Make an exact copy of all the entries, but do not reproduce the pictures.
-- Begin INPUT MATERIAL --
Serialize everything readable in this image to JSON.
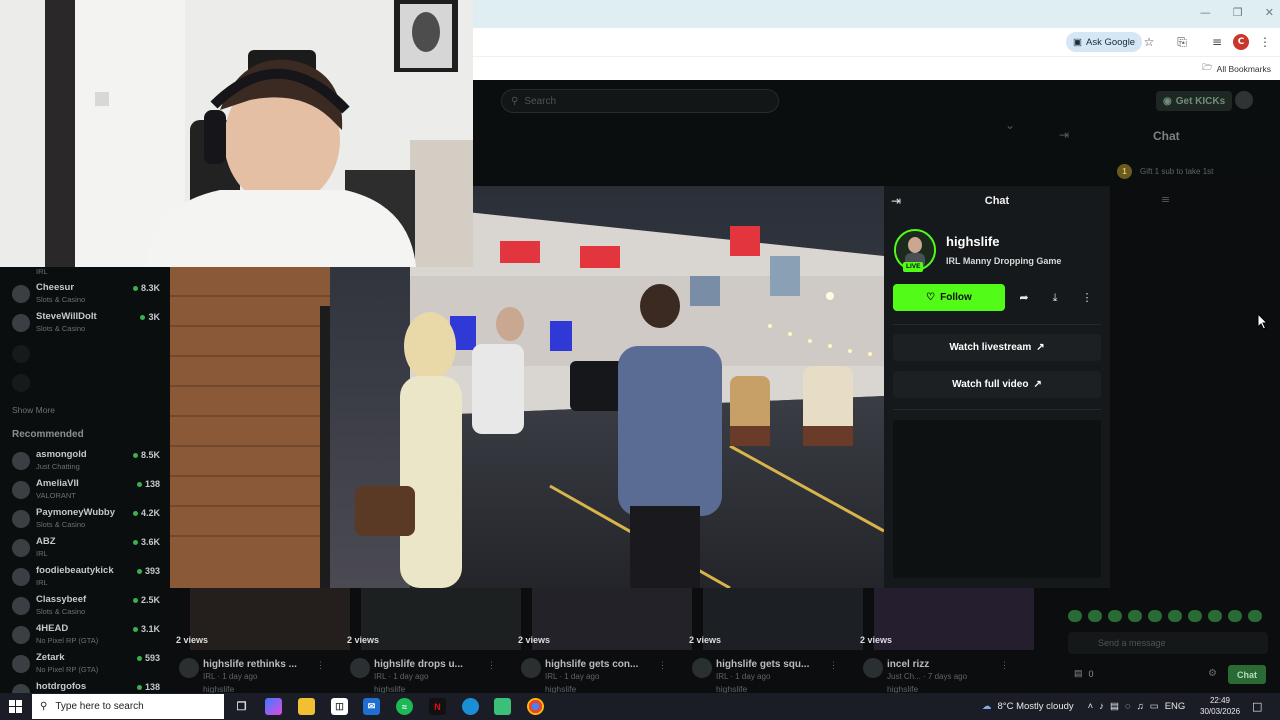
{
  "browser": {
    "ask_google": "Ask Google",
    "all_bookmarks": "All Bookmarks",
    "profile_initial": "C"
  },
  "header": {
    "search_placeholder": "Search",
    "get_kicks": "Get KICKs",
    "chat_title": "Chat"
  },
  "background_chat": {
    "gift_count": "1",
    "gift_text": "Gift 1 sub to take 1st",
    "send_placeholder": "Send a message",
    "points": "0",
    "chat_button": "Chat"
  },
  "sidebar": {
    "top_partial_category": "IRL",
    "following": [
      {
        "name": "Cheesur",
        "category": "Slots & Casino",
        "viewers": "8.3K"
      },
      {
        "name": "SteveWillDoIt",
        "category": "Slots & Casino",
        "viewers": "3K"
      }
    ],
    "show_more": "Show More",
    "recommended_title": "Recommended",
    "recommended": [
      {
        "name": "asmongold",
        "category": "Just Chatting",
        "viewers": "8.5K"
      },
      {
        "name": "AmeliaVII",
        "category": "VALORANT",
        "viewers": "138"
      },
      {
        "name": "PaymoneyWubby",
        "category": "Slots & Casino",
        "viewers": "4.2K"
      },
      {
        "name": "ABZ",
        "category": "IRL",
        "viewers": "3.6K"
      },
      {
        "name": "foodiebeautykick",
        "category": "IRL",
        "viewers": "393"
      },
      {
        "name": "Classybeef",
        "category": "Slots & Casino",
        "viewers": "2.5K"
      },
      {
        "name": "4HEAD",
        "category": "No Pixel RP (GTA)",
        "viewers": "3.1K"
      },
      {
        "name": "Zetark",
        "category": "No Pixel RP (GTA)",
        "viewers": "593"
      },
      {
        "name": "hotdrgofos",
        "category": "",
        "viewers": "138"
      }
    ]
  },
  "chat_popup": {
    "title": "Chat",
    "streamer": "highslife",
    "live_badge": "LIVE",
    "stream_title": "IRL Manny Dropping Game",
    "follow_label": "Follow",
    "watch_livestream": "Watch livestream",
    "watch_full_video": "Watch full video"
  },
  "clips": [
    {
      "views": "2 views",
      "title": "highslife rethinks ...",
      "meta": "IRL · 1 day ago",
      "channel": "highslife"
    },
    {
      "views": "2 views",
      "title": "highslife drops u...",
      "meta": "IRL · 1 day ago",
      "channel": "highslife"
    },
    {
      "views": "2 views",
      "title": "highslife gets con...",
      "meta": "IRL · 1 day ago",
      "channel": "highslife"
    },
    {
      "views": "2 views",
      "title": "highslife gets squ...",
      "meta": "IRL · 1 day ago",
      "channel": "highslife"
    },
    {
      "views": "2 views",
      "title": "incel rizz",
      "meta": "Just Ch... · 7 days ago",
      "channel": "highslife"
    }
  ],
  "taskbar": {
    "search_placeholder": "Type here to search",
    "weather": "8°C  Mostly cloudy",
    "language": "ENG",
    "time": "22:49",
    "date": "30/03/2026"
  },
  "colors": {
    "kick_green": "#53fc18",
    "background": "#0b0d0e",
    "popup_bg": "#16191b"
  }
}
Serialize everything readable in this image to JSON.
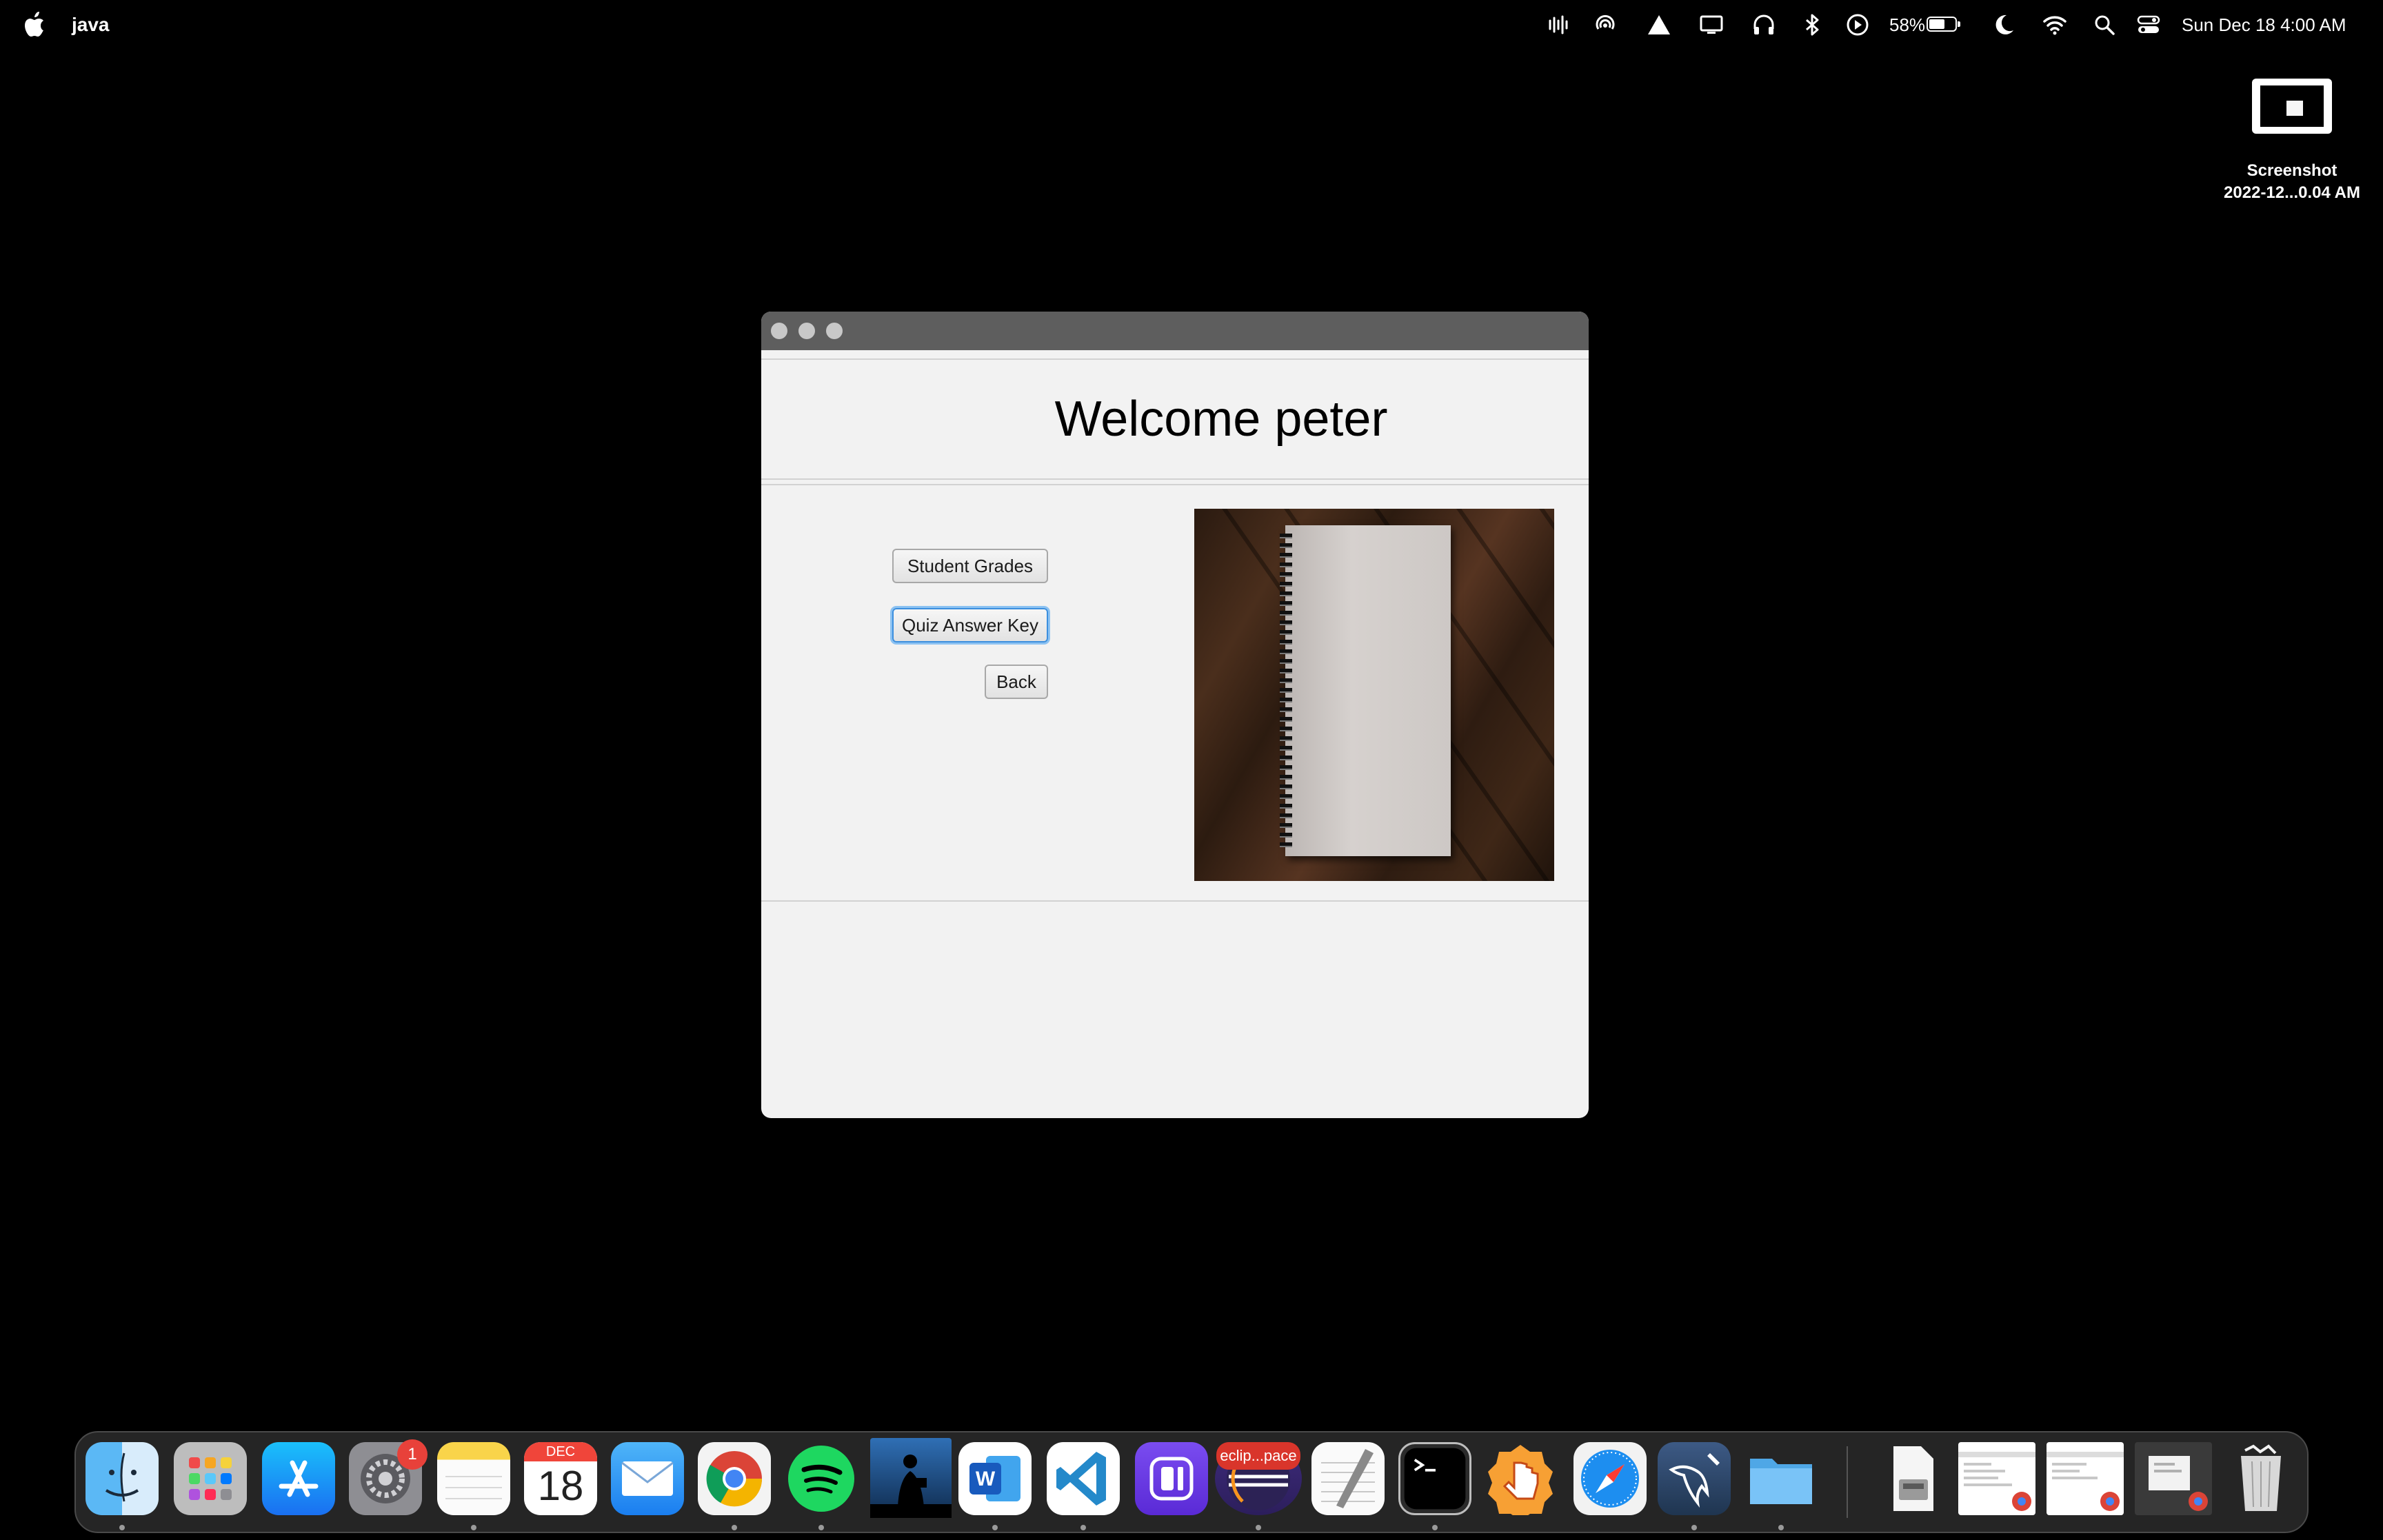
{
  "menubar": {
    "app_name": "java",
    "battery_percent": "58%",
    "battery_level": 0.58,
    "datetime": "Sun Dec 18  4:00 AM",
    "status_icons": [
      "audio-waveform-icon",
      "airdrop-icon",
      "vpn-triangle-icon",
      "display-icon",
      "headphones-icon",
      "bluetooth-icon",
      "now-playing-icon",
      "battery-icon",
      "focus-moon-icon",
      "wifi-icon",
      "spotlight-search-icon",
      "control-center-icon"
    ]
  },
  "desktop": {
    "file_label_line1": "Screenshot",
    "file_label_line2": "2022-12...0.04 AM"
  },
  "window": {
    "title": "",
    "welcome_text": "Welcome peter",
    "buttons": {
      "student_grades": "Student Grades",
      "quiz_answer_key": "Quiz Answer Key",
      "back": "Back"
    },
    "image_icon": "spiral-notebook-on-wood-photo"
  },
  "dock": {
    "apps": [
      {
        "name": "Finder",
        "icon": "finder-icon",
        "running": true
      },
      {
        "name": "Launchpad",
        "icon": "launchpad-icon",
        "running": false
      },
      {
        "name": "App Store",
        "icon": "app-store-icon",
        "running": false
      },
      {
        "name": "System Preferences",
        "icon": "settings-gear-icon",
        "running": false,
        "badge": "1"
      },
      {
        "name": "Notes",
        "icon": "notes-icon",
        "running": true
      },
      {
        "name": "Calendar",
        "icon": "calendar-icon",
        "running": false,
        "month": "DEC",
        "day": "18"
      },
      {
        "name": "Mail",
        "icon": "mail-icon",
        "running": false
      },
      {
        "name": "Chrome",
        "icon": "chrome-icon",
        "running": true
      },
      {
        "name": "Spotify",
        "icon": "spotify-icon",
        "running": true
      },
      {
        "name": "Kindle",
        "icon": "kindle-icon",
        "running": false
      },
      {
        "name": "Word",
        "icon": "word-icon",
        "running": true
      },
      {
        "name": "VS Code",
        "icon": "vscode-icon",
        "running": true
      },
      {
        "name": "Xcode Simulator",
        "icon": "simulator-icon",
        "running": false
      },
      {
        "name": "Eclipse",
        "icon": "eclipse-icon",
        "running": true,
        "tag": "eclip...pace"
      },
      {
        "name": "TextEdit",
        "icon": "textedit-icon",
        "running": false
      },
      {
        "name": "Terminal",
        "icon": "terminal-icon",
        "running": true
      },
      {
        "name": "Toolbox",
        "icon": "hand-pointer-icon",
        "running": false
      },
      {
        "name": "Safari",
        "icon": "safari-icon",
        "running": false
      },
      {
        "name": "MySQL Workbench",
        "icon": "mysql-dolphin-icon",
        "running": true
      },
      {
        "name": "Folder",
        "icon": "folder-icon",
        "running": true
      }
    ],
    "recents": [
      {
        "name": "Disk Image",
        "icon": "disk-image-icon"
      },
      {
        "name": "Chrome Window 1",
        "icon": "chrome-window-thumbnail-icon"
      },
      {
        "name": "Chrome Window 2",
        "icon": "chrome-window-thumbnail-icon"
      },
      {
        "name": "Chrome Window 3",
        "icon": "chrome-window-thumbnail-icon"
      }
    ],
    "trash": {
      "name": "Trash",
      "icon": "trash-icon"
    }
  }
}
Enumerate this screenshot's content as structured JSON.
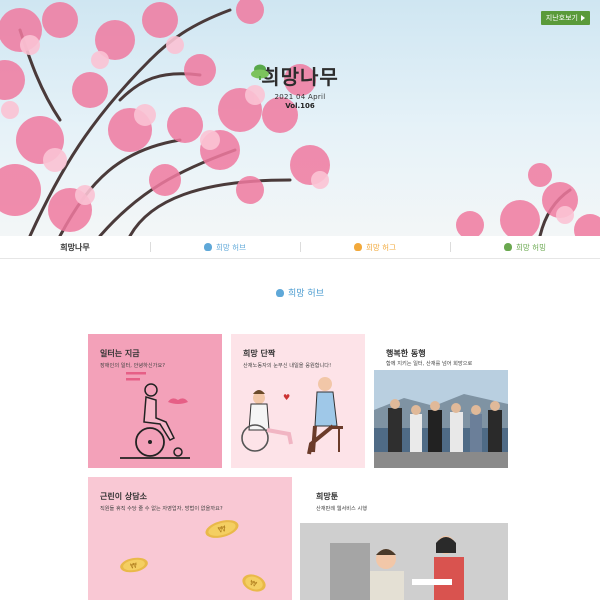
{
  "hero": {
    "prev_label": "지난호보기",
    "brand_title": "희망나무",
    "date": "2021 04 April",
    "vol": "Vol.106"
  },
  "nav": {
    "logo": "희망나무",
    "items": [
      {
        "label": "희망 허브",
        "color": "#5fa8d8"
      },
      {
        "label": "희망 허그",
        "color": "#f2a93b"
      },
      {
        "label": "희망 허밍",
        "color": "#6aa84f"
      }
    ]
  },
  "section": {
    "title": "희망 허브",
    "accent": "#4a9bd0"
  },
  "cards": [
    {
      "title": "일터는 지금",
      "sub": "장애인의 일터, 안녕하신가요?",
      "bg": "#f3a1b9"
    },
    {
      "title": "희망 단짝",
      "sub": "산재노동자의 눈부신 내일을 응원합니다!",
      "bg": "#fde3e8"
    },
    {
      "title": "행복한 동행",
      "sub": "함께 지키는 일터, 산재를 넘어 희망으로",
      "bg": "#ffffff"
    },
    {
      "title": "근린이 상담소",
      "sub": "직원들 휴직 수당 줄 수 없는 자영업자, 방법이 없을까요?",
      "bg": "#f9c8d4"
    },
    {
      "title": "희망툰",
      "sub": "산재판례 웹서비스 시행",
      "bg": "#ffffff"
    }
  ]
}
-- End INPUT MATERIAL --
- _RESPONSE TO THIS EXERCISE_
Serialize everything readable in this image to JSON.
{
  "browser": {
    "ask_google": "Ask Google",
    "all_bookmarks": "All Bookmarks",
    "profile_initial": "C"
  },
  "header": {
    "search_placeholder": "Search",
    "get_kicks": "Get KICKs",
    "chat_title": "Chat"
  },
  "background_chat": {
    "gift_count": "1",
    "gift_text": "Gift 1 sub to take 1st",
    "send_placeholder": "Send a message",
    "points": "0",
    "chat_button": "Chat"
  },
  "sidebar": {
    "top_partial_category": "IRL",
    "following": [
      {
        "name": "Cheesur",
        "category": "Slots & Casino",
        "viewers": "8.3K"
      },
      {
        "name": "SteveWillDoIt",
        "category": "Slots & Casino",
        "viewers": "3K"
      }
    ],
    "show_more": "Show More",
    "recommended_title": "Recommended",
    "recommended": [
      {
        "name": "asmongold",
        "category": "Just Chatting",
        "viewers": "8.5K"
      },
      {
        "name": "AmeliaVII",
        "category": "VALORANT",
        "viewers": "138"
      },
      {
        "name": "PaymoneyWubby",
        "category": "Slots & Casino",
        "viewers": "4.2K"
      },
      {
        "name": "ABZ",
        "category": "IRL",
        "viewers": "3.6K"
      },
      {
        "name": "foodiebeautykick",
        "category": "IRL",
        "viewers": "393"
      },
      {
        "name": "Classybeef",
        "category": "Slots & Casino",
        "viewers": "2.5K"
      },
      {
        "name": "4HEAD",
        "category": "No Pixel RP (GTA)",
        "viewers": "3.1K"
      },
      {
        "name": "Zetark",
        "category": "No Pixel RP (GTA)",
        "viewers": "593"
      },
      {
        "name": "hotdrgofos",
        "category": "",
        "viewers": "138"
      }
    ]
  },
  "chat_popup": {
    "title": "Chat",
    "streamer": "highslife",
    "live_badge": "LIVE",
    "stream_title": "IRL Manny Dropping Game",
    "follow_label": "Follow",
    "watch_livestream": "Watch livestream",
    "watch_full_video": "Watch full video"
  },
  "clips": [
    {
      "views": "2 views",
      "title": "highslife rethinks ...",
      "meta": "IRL · 1 day ago",
      "channel": "highslife"
    },
    {
      "views": "2 views",
      "title": "highslife drops u...",
      "meta": "IRL · 1 day ago",
      "channel": "highslife"
    },
    {
      "views": "2 views",
      "title": "highslife gets con...",
      "meta": "IRL · 1 day ago",
      "channel": "highslife"
    },
    {
      "views": "2 views",
      "title": "highslife gets squ...",
      "meta": "IRL · 1 day ago",
      "channel": "highslife"
    },
    {
      "views": "2 views",
      "title": "incel rizz",
      "meta": "Just Ch... · 7 days ago",
      "channel": "highslife"
    }
  ],
  "taskbar": {
    "search_placeholder": "Type here to search",
    "weather": "8°C  Mostly cloudy",
    "language": "ENG",
    "time": "22:49",
    "date": "30/03/2026"
  },
  "colors": {
    "kick_green": "#53fc18",
    "background": "#0b0d0e",
    "popup_bg": "#16191b"
  }
}
Serialize everything readable in this image to JSON.
{
  "menubar": {
    "app_name": "java",
    "battery_percent": "58%",
    "battery_level": 0.58,
    "datetime": "Sun Dec 18  4:00 AM",
    "status_icons": [
      "audio-waveform-icon",
      "airdrop-icon",
      "vpn-triangle-icon",
      "display-icon",
      "headphones-icon",
      "bluetooth-icon",
      "now-playing-icon",
      "battery-icon",
      "focus-moon-icon",
      "wifi-icon",
      "spotlight-search-icon",
      "control-center-icon"
    ]
  },
  "desktop": {
    "file_label_line1": "Screenshot",
    "file_label_line2": "2022-12...0.04 AM"
  },
  "window": {
    "title": "",
    "welcome_text": "Welcome peter",
    "buttons": {
      "student_grades": "Student Grades",
      "quiz_answer_key": "Quiz Answer Key",
      "back": "Back"
    },
    "image_icon": "spiral-notebook-on-wood-photo"
  },
  "dock": {
    "apps": [
      {
        "name": "Finder",
        "icon": "finder-icon",
        "running": true
      },
      {
        "name": "Launchpad",
        "icon": "launchpad-icon",
        "running": false
      },
      {
        "name": "App Store",
        "icon": "app-store-icon",
        "running": false
      },
      {
        "name": "System Preferences",
        "icon": "settings-gear-icon",
        "running": false,
        "badge": "1"
      },
      {
        "name": "Notes",
        "icon": "notes-icon",
        "running": true
      },
      {
        "name": "Calendar",
        "icon": "calendar-icon",
        "running": false,
        "month": "DEC",
        "day": "18"
      },
      {
        "name": "Mail",
        "icon": "mail-icon",
        "running": false
      },
      {
        "name": "Chrome",
        "icon": "chrome-icon",
        "running": true
      },
      {
        "name": "Spotify",
        "icon": "spotify-icon",
        "running": true
      },
      {
        "name": "Kindle",
        "icon": "kindle-icon",
        "running": false
      },
      {
        "name": "Word",
        "icon": "word-icon",
        "running": true
      },
      {
        "name": "VS Code",
        "icon": "vscode-icon",
        "running": true
      },
      {
        "name": "Xcode Simulator",
        "icon": "simulator-icon",
        "running": false
      },
      {
        "name": "Eclipse",
        "icon": "eclipse-icon",
        "running": true,
        "tag": "eclip...pace"
      },
      {
        "name": "TextEdit",
        "icon": "textedit-icon",
        "running": false
      },
      {
        "name": "Terminal",
        "icon": "terminal-icon",
        "running": true
      },
      {
        "name": "Toolbox",
        "icon": "hand-pointer-icon",
        "running": false
      },
      {
        "name": "Safari",
        "icon": "safari-icon",
        "running": false
      },
      {
        "name": "MySQL Workbench",
        "icon": "mysql-dolphin-icon",
        "running": true
      },
      {
        "name": "Folder",
        "icon": "folder-icon",
        "running": true
      }
    ],
    "recents": [
      {
        "name": "Disk Image",
        "icon": "disk-image-icon"
      },
      {
        "name": "Chrome Window 1",
        "icon": "chrome-window-thumbnail-icon"
      },
      {
        "name": "Chrome Window 2",
        "icon": "chrome-window-thumbnail-icon"
      },
      {
        "name": "Chrome Window 3",
        "icon": "chrome-window-thumbnail-icon"
      }
    ],
    "trash": {
      "name": "Trash",
      "icon": "trash-icon"
    }
  }
}
Enumerate this screenshot's content as structured JSON.
{
  "hero": {
    "prev_label": "지난호보기",
    "brand_title": "희망나무",
    "date": "2021 04 April",
    "vol": "Vol.106"
  },
  "nav": {
    "logo": "희망나무",
    "items": [
      {
        "label": "희망 허브",
        "color": "#5fa8d8"
      },
      {
        "label": "희망 허그",
        "color": "#f2a93b"
      },
      {
        "label": "희망 허밍",
        "color": "#6aa84f"
      }
    ]
  },
  "section": {
    "title": "희망 허브",
    "accent": "#4a9bd0"
  },
  "cards": [
    {
      "title": "일터는 지금",
      "sub": "장애인의 일터, 안녕하신가요?",
      "bg": "#f3a1b9"
    },
    {
      "title": "희망 단짝",
      "sub": "산재노동자의 눈부신 내일을 응원합니다!",
      "bg": "#fde3e8"
    },
    {
      "title": "행복한 동행",
      "sub": "함께 지키는 일터, 산재를 넘어 희망으로",
      "bg": "#ffffff"
    },
    {
      "title": "근린이 상담소",
      "sub": "직원들 휴직 수당 줄 수 없는 자영업자, 방법이 없을까요?",
      "bg": "#f9c8d4"
    },
    {
      "title": "희망툰",
      "sub": "산재판례 웹서비스 시행",
      "bg": "#ffffff"
    }
  ]
}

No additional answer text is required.